> [What needs to be done] Where the string "text" occurs in the material below, report the whole line.

-------- Provided records --------

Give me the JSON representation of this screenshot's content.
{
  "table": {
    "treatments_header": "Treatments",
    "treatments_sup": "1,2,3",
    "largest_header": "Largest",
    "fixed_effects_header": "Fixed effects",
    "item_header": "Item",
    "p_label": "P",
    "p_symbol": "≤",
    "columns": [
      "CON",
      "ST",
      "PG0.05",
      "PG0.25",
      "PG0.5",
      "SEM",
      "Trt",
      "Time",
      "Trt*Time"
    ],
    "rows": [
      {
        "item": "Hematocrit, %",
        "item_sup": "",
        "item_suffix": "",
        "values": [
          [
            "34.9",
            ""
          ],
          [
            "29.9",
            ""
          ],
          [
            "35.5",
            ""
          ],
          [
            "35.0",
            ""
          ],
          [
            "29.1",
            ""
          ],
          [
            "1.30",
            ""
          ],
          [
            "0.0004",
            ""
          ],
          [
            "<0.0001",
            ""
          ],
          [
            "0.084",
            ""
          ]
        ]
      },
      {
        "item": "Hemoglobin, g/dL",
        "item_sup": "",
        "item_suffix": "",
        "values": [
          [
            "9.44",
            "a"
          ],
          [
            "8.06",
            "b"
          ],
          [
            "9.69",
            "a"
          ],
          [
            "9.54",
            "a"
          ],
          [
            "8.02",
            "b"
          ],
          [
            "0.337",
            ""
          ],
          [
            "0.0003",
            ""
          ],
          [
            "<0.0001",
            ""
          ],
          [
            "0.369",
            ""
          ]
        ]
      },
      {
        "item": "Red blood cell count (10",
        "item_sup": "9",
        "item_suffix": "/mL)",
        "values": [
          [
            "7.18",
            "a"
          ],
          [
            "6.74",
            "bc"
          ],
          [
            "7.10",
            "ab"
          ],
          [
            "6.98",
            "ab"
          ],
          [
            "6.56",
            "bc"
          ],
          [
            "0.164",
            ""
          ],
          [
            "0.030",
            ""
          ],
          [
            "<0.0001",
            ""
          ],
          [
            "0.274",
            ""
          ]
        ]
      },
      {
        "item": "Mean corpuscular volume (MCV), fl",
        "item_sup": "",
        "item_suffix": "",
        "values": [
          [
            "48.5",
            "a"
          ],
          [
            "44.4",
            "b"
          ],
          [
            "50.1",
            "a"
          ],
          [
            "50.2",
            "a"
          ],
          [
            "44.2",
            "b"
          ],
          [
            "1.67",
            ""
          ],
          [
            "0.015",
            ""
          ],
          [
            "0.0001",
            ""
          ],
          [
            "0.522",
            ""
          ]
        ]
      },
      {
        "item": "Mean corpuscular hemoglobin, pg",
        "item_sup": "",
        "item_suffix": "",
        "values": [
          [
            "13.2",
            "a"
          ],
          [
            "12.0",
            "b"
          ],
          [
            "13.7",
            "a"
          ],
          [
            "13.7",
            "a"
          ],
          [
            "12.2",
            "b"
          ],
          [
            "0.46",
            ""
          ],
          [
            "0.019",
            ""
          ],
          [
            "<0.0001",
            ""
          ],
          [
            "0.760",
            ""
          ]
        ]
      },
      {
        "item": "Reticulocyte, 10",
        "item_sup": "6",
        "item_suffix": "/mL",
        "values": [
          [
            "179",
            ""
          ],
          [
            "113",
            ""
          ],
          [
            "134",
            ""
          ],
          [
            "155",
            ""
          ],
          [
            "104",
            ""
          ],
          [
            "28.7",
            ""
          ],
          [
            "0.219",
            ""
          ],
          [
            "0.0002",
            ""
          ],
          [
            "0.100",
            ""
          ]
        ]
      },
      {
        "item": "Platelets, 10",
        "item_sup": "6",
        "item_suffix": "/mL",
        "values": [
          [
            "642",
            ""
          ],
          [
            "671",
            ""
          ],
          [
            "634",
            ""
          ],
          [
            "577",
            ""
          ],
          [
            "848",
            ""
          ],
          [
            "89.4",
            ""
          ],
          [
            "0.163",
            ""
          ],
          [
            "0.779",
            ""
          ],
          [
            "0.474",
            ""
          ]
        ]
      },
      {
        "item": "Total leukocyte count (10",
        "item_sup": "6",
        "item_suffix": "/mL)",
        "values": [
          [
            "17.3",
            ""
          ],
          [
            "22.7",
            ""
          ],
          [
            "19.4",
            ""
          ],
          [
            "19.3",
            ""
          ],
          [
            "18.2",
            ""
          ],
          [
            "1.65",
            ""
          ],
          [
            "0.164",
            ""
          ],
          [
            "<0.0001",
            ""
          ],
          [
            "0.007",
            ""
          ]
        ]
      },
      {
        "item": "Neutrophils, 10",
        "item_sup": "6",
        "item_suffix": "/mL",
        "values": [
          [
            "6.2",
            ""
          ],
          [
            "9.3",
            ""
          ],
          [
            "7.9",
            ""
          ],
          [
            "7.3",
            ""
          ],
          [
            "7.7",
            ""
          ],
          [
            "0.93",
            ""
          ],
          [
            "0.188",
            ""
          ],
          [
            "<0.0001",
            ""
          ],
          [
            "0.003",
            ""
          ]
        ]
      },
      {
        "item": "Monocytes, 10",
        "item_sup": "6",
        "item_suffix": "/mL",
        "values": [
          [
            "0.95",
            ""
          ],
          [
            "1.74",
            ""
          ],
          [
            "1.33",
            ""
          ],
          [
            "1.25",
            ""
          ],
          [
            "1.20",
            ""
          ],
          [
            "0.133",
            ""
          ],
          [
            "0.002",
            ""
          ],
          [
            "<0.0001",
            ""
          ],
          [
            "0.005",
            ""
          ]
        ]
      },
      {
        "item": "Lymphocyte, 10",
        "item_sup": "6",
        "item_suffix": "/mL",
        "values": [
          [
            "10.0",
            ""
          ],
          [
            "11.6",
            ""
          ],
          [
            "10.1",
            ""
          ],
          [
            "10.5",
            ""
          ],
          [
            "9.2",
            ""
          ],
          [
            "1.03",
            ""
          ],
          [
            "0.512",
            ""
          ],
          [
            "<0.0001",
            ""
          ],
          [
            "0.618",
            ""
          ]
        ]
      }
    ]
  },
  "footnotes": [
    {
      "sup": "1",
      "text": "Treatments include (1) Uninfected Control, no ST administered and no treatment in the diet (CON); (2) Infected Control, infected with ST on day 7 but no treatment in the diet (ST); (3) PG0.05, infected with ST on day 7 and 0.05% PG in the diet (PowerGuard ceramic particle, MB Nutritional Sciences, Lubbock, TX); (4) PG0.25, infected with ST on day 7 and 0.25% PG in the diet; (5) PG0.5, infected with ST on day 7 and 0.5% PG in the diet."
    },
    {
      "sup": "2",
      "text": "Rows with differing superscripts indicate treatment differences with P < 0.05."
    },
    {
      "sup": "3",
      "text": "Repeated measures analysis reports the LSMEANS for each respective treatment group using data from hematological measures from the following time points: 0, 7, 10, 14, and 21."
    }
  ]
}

--------

> [Expected answer]
      "text": "Treatments include (1) Uninfected Control, no ST administered and no treatment in the diet (CON); (2) Infected Control, infected with ST on day 7 but no treatment in the diet (ST); (3) PG0.05, infected with ST on day 7 and 0.05% PG in the diet (PowerGuard ceramic particle, MB Nutritional Sciences, Lubbock, TX); (4) PG0.25, infected with ST on day 7 and 0.25% PG in the diet; (5) PG0.5, infected with ST on day 7 and 0.5% PG in the diet."
      "text": "Rows with differing superscripts indicate treatment differences with P < 0.05."
      "text": "Repeated measures analysis reports the LSMEANS for each respective treatment group using data from hematological measures from the following time points: 0, 7, 10, 14, and 21."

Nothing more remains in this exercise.